_WRITTEN INSTRUCTION_
Return each line of the data below exactly, omitting any pictures.

_DATA FOR THIS TASK_

===

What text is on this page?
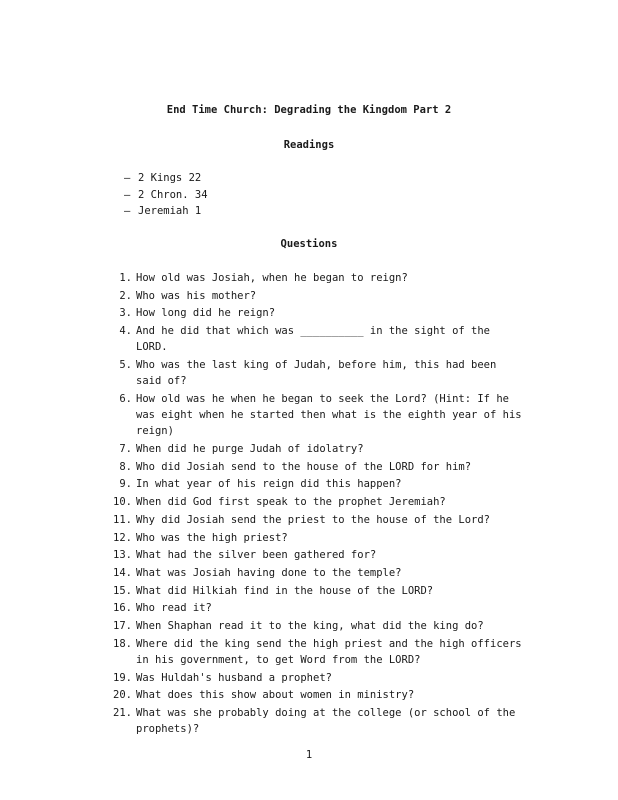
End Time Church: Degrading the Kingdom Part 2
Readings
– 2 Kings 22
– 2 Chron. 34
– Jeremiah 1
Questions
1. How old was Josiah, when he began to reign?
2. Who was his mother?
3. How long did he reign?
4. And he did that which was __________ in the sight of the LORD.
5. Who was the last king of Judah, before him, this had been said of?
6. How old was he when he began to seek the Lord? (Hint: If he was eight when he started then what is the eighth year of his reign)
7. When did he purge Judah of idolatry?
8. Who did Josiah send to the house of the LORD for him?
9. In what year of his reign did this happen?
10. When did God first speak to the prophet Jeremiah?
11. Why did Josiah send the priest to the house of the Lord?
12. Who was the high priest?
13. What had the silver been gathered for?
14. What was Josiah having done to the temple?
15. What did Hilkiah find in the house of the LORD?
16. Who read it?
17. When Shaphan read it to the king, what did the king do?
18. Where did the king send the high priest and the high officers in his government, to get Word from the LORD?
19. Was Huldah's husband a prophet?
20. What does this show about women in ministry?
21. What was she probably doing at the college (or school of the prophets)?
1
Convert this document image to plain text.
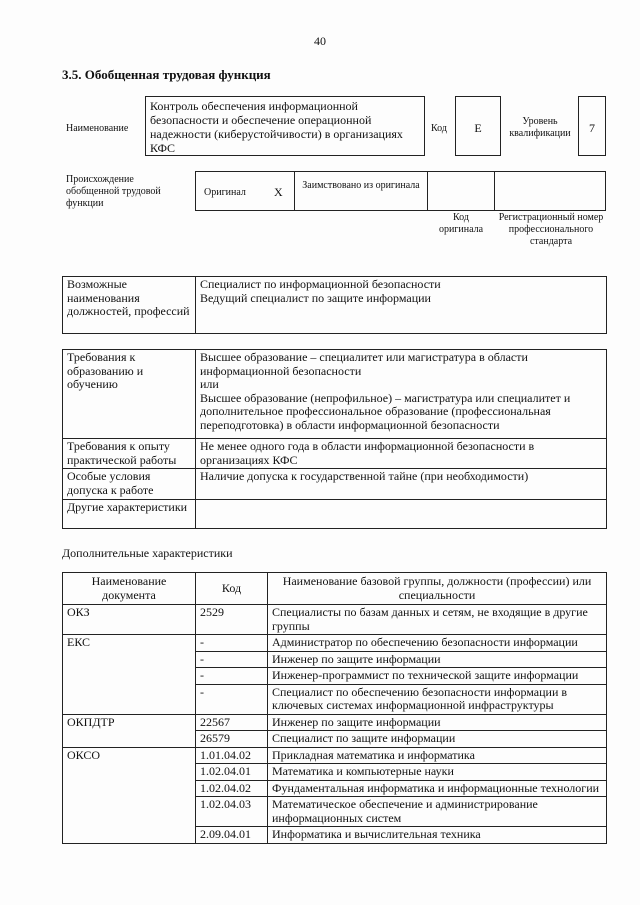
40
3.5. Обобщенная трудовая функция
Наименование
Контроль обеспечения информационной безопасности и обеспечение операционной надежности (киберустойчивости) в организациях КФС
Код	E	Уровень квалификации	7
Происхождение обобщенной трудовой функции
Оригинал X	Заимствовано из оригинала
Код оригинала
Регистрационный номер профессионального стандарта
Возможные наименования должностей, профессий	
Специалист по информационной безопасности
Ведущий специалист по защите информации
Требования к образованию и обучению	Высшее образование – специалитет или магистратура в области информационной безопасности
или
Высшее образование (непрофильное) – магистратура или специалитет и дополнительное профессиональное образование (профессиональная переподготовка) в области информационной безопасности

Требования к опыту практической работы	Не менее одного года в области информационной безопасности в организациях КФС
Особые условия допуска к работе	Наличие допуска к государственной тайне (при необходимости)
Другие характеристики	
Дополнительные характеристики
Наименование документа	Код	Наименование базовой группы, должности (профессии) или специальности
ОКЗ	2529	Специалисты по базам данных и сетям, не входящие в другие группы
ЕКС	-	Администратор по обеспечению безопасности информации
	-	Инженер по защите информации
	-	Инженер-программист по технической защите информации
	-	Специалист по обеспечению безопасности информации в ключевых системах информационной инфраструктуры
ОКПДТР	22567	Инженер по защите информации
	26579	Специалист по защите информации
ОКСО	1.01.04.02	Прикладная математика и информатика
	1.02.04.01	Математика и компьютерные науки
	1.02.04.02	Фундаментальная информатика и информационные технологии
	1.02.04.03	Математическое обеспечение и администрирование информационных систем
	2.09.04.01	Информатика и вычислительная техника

===

_ANSWER TO THIS EXERCISE_
What text is on this page?
End Time Church: Degrading the Kingdom Part 2
Readings
– 2 Kings 22
– 2 Chron. 34
– Jeremiah 1
Questions
1. How old was Josiah, when he began to reign?
2. Who was his mother?
3. How long did he reign?
4. And he did that which was __________ in the sight of the LORD.
5. Who was the last king of Judah, before him, this had been said of?
6. How old was he when he began to seek the Lord? (Hint: If he was eight when he started then what is the eighth year of his reign)
7. When did he purge Judah of idolatry?
8. Who did Josiah send to the house of the LORD for him?
9. In what year of his reign did this happen?
10. When did God first speak to the prophet Jeremiah?
11. Why did Josiah send the priest to the house of the Lord?
12. Who was the high priest?
13. What had the silver been gathered for?
14. What was Josiah having done to the temple?
15. What did Hilkiah find in the house of the LORD?
16. Who read it?
17. When Shaphan read it to the king, what did the king do?
18. Where did the king send the high priest and the high officers in his government, to get Word from the LORD?
19. Was Huldah's husband a prophet?
20. What does this show about women in ministry?
21. What was she probably doing at the college (or school of the prophets)?
1
Convert this document image to plain text.
40
3.5. Обобщенная трудовая функция
Наименование
Контроль обеспечения информационной безопасности и обеспечение операционной надежности (киберустойчивости) в организациях КФС
Код	E	Уровень квалификации	7
Происхождение обобщенной трудовой функции
Оригинал X	Заимствовано из оригинала
Код оригинала
Регистрационный номер профессионального стандарта
Возможные наименования должностей, профессий	
Специалист по информационной безопасности
Ведущий специалист по защите информации
Требования к образованию и обучению	Высшее образование – специалитет или магистратура в области информационной безопасности
или
Высшее образование (непрофильное) – магистратура или специалитет и дополнительное профессиональное образование (профессиональная переподготовка) в области информационной безопасности

Требования к опыту практической работы	Не менее одного года в области информационной безопасности в организациях КФС
Особые условия допуска к работе	Наличие допуска к государственной тайне (при необходимости)
Другие характеристики	
Дополнительные характеристики
Наименование документа	Код	Наименование базовой группы, должности (профессии) или специальности
ОКЗ	2529	Специалисты по базам данных и сетям, не входящие в другие группы
ЕКС	-	Администратор по обеспечению безопасности информации
	-	Инженер по защите информации
	-	Инженер-программист по технической защите информации
	-	Специалист по обеспечению безопасности информации в ключевых системах информационной инфраструктуры
ОКПДТР	22567	Инженер по защите информации
	26579	Специалист по защите информации
ОКСО	1.01.04.02	Прикладная математика и информатика
	1.02.04.01	Математика и компьютерные науки
	1.02.04.02	Фундаментальная информатика и информационные технологии
	1.02.04.03	Математическое обеспечение и администрирование информационных систем
	2.09.04.01	Информатика и вычислительная техника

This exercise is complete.